[Records contained in a dataset]
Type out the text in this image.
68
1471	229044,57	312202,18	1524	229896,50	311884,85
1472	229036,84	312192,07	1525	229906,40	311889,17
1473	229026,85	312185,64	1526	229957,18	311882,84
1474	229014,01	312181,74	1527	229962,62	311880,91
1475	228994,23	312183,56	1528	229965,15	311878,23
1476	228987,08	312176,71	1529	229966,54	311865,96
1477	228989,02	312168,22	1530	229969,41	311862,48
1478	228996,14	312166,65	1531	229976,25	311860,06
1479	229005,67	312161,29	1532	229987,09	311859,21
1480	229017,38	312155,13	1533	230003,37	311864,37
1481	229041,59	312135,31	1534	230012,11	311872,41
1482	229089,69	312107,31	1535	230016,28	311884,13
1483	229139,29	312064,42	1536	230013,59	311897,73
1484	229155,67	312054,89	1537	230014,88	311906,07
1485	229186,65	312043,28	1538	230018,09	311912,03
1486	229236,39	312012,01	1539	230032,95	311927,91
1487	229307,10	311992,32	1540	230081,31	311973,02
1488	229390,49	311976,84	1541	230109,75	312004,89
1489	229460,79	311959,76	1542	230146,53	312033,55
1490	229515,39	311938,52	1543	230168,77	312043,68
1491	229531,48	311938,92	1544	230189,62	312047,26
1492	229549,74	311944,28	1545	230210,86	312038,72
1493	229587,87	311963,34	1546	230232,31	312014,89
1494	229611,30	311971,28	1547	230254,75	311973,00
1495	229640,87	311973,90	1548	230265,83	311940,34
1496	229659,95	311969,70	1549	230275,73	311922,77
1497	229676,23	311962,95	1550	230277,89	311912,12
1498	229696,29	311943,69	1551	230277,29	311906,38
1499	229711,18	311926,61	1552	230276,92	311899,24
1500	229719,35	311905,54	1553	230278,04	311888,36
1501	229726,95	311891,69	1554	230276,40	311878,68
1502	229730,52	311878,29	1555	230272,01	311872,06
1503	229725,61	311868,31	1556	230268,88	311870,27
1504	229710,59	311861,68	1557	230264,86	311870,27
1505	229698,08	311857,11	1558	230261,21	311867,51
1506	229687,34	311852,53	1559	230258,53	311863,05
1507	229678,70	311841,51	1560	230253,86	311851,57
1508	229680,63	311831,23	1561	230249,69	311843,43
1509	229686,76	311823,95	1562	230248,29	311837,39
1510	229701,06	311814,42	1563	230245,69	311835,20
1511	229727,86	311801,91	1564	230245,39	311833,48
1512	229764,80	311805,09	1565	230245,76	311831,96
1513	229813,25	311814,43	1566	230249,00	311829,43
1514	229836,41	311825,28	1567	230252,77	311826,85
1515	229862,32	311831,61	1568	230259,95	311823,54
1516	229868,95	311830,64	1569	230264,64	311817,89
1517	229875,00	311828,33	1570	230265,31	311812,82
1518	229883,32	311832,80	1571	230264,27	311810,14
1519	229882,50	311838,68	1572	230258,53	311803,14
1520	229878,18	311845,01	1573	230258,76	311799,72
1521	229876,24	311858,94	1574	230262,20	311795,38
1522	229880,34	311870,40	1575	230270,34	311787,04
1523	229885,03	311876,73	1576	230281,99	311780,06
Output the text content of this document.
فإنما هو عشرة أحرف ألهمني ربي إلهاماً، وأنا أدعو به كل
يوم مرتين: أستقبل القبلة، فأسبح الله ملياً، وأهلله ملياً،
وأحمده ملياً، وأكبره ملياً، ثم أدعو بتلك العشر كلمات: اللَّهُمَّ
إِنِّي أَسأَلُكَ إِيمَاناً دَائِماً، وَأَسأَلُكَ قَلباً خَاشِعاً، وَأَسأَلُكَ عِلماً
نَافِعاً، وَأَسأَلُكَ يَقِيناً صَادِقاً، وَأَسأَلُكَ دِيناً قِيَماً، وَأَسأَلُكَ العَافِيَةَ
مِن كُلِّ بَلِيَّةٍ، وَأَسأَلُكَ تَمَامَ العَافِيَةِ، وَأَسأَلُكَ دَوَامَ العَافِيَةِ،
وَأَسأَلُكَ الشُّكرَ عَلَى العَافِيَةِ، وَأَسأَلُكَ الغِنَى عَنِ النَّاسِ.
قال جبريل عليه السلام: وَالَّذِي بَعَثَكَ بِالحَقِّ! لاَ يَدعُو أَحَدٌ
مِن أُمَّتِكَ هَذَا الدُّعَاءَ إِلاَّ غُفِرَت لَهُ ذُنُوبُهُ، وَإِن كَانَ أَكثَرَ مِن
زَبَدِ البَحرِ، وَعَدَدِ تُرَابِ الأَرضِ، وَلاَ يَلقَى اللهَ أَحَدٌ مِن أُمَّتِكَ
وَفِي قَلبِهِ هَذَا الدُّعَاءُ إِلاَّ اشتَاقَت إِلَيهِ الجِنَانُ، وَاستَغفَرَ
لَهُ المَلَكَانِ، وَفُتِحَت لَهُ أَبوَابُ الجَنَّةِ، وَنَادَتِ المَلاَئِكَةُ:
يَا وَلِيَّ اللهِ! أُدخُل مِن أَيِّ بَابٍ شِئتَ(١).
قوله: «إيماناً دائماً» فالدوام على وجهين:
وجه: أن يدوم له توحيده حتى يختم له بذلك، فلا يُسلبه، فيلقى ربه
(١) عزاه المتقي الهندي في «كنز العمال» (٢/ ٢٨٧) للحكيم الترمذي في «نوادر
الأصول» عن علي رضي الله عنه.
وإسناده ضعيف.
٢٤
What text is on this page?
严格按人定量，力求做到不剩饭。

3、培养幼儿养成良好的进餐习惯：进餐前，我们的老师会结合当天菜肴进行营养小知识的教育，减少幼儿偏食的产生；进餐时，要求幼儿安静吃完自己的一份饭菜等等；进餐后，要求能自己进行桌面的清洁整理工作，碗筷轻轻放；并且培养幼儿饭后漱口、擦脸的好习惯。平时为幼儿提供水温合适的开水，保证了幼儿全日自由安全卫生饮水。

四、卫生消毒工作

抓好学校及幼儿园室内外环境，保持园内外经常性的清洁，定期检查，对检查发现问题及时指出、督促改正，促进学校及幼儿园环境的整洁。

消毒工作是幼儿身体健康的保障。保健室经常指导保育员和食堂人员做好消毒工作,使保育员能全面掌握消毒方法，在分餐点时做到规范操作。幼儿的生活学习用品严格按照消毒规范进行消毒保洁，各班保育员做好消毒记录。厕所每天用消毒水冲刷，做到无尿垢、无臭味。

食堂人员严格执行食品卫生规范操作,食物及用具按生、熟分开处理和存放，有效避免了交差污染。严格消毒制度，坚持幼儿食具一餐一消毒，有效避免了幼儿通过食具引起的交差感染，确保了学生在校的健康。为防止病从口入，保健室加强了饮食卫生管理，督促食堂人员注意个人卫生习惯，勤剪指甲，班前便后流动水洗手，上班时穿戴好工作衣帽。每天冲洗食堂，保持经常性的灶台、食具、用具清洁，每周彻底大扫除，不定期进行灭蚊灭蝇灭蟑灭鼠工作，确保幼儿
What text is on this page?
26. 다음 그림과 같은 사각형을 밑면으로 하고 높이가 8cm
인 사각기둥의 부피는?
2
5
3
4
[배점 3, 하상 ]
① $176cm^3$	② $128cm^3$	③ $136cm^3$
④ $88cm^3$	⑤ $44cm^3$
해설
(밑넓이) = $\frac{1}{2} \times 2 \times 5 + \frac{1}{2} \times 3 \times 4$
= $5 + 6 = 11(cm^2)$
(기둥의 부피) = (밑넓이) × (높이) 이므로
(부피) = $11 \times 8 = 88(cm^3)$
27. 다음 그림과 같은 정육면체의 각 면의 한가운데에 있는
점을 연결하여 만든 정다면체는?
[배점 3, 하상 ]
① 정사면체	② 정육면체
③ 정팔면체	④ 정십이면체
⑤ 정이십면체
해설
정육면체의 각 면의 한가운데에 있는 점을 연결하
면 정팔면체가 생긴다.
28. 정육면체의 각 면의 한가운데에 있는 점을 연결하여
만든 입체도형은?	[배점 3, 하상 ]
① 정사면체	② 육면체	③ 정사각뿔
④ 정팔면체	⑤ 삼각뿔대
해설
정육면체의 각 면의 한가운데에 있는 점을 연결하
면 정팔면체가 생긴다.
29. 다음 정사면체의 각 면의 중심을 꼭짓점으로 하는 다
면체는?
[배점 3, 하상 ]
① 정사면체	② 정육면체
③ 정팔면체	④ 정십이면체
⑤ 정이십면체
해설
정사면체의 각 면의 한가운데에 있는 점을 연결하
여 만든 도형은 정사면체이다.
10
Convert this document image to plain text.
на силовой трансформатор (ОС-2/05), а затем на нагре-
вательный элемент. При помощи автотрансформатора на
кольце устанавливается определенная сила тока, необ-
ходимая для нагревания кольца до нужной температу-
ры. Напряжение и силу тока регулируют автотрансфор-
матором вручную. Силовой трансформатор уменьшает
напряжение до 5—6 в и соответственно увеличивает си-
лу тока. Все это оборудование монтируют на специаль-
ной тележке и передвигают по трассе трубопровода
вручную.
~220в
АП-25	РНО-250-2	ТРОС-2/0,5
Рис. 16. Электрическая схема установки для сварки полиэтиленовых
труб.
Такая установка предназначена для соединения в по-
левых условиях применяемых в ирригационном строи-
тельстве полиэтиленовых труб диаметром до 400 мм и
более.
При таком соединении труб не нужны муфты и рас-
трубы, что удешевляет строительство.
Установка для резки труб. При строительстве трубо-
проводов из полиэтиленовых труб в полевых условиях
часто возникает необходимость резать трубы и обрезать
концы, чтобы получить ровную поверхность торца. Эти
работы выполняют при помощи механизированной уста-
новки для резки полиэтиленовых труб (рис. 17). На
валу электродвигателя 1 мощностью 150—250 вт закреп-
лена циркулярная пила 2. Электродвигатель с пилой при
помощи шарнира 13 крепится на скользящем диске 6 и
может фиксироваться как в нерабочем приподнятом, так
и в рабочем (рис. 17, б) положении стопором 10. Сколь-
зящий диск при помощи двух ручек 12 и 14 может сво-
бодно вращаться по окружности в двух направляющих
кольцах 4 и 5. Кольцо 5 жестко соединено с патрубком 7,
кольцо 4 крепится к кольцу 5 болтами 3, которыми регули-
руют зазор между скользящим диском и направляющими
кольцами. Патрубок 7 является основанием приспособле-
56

What is required – Write the lines out verbatim, from the one with "Convert this document image to plain text." through the last line of the entries, and stop there.

Worked solution –
Convert this document image to plain text.
на силовой трансформатор (ОС-2/05), а затем на нагре-
вательный элемент. При помощи автотрансформатора на
кольце устанавливается определенная сила тока, необ-
ходимая для нагревания кольца до нужной температу-
ры. Напряжение и силу тока регулируют автотрансфор-
матором вручную. Силовой трансформатор уменьшает
напряжение до 5—6 в и соответственно увеличивает си-
лу тока. Все это оборудование монтируют на специаль-
ной тележке и передвигают по трассе трубопровода
вручную.
~220в
АП-25	РНО-250-2	ТРОС-2/0,5
Рис. 16. Электрическая схема установки для сварки полиэтиленовых
труб.
Такая установка предназначена для соединения в по-
левых условиях применяемых в ирригационном строи-
тельстве полиэтиленовых труб диаметром до 400 мм и
более.
При таком соединении труб не нужны муфты и рас-
трубы, что удешевляет строительство.
Установка для резки труб. При строительстве трубо-
проводов из полиэтиленовых труб в полевых условиях
часто возникает необходимость резать трубы и обрезать
концы, чтобы получить ровную поверхность торца. Эти
работы выполняют при помощи механизированной уста-
новки для резки полиэтиленовых труб (рис. 17). На
валу электродвигателя 1 мощностью 150—250 вт закреп-
лена циркулярная пила 2. Электродвигатель с пилой при
помощи шарнира 13 крепится на скользящем диске 6 и
может фиксироваться как в нерабочем приподнятом, так
и в рабочем (рис. 17, б) положении стопором 10. Сколь-
зящий диск при помощи двух ручек 12 и 14 может сво-
бодно вращаться по окружности в двух направляющих
кольцах 4 и 5. Кольцо 5 жестко соединено с патрубком 7,
кольцо 4 крепится к кольцу 5 болтами 3, которыми регули-
руют зазор между скользящим диском и направляющими
кольцами. Патрубок 7 является основанием приспособле-
56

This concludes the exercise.